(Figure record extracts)
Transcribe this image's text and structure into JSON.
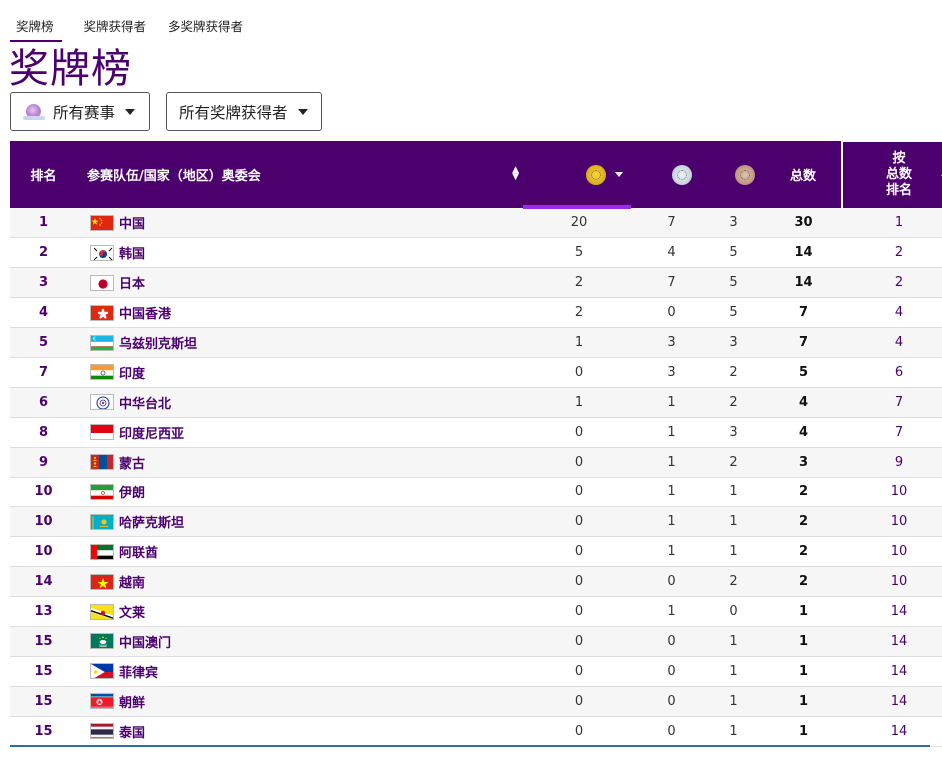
{
  "tabs": [
    {
      "label": "奖牌榜",
      "active": true
    },
    {
      "label": "奖牌获得者",
      "active": false
    },
    {
      "label": "多奖牌获得者",
      "active": false
    }
  ],
  "page_title": "奖牌榜",
  "filters": {
    "events": {
      "label": "所有赛事",
      "icon": "event-logo-icon"
    },
    "medalists": {
      "label": "所有奖牌获得者"
    }
  },
  "table": {
    "headers": {
      "rank": "排名",
      "team": "参赛队伍/国家（地区）奥委会",
      "gold_icon": "gold-medal-icon",
      "silver_icon": "silver-medal-icon",
      "bronze_icon": "bronze-medal-icon",
      "total": "总数",
      "by_total_line1": "按",
      "by_total_line2": "总数",
      "by_total_line3": "排名"
    },
    "header_color": "#4b006e",
    "accent_color": "#9b2bef",
    "rows": [
      {
        "rank": "1",
        "team": "中国",
        "flag": "china-flag-icon",
        "gold": "20",
        "silver": "7",
        "bronze": "3",
        "total": "30",
        "rank_by_total": "1"
      },
      {
        "rank": "2",
        "team": "韩国",
        "flag": "south-korea-flag-icon",
        "gold": "5",
        "silver": "4",
        "bronze": "5",
        "total": "14",
        "rank_by_total": "2"
      },
      {
        "rank": "3",
        "team": "日本",
        "flag": "japan-flag-icon",
        "gold": "2",
        "silver": "7",
        "bronze": "5",
        "total": "14",
        "rank_by_total": "2"
      },
      {
        "rank": "4",
        "team": "中国香港",
        "flag": "hong-kong-flag-icon",
        "gold": "2",
        "silver": "0",
        "bronze": "5",
        "total": "7",
        "rank_by_total": "4"
      },
      {
        "rank": "5",
        "team": "乌兹别克斯坦",
        "flag": "uzbekistan-flag-icon",
        "gold": "1",
        "silver": "3",
        "bronze": "3",
        "total": "7",
        "rank_by_total": "4"
      },
      {
        "rank": "7",
        "team": "印度",
        "flag": "india-flag-icon",
        "gold": "0",
        "silver": "3",
        "bronze": "2",
        "total": "5",
        "rank_by_total": "6"
      },
      {
        "rank": "6",
        "team": "中华台北",
        "flag": "chinese-taipei-flag-icon",
        "gold": "1",
        "silver": "1",
        "bronze": "2",
        "total": "4",
        "rank_by_total": "7"
      },
      {
        "rank": "8",
        "team": "印度尼西亚",
        "flag": "indonesia-flag-icon",
        "gold": "0",
        "silver": "1",
        "bronze": "3",
        "total": "4",
        "rank_by_total": "7"
      },
      {
        "rank": "9",
        "team": "蒙古",
        "flag": "mongolia-flag-icon",
        "gold": "0",
        "silver": "1",
        "bronze": "2",
        "total": "3",
        "rank_by_total": "9"
      },
      {
        "rank": "10",
        "team": "伊朗",
        "flag": "iran-flag-icon",
        "gold": "0",
        "silver": "1",
        "bronze": "1",
        "total": "2",
        "rank_by_total": "10"
      },
      {
        "rank": "10",
        "team": "哈萨克斯坦",
        "flag": "kazakhstan-flag-icon",
        "gold": "0",
        "silver": "1",
        "bronze": "1",
        "total": "2",
        "rank_by_total": "10"
      },
      {
        "rank": "10",
        "team": "阿联酋",
        "flag": "uae-flag-icon",
        "gold": "0",
        "silver": "1",
        "bronze": "1",
        "total": "2",
        "rank_by_total": "10"
      },
      {
        "rank": "14",
        "team": "越南",
        "flag": "vietnam-flag-icon",
        "gold": "0",
        "silver": "0",
        "bronze": "2",
        "total": "2",
        "rank_by_total": "10"
      },
      {
        "rank": "13",
        "team": "文莱",
        "flag": "brunei-flag-icon",
        "gold": "0",
        "silver": "1",
        "bronze": "0",
        "total": "1",
        "rank_by_total": "14"
      },
      {
        "rank": "15",
        "team": "中国澳门",
        "flag": "macao-flag-icon",
        "gold": "0",
        "silver": "0",
        "bronze": "1",
        "total": "1",
        "rank_by_total": "14"
      },
      {
        "rank": "15",
        "team": "菲律宾",
        "flag": "philippines-flag-icon",
        "gold": "0",
        "silver": "0",
        "bronze": "1",
        "total": "1",
        "rank_by_total": "14"
      },
      {
        "rank": "15",
        "team": "朝鲜",
        "flag": "north-korea-flag-icon",
        "gold": "0",
        "silver": "0",
        "bronze": "1",
        "total": "1",
        "rank_by_total": "14"
      },
      {
        "rank": "15",
        "team": "泰国",
        "flag": "thailand-flag-icon",
        "gold": "0",
        "silver": "0",
        "bronze": "1",
        "total": "1",
        "rank_by_total": "14"
      }
    ]
  }
}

_Task brief:_
Among these entries, how many lines include the string "korea"? Reply with the number by itself.

_Task response:_
2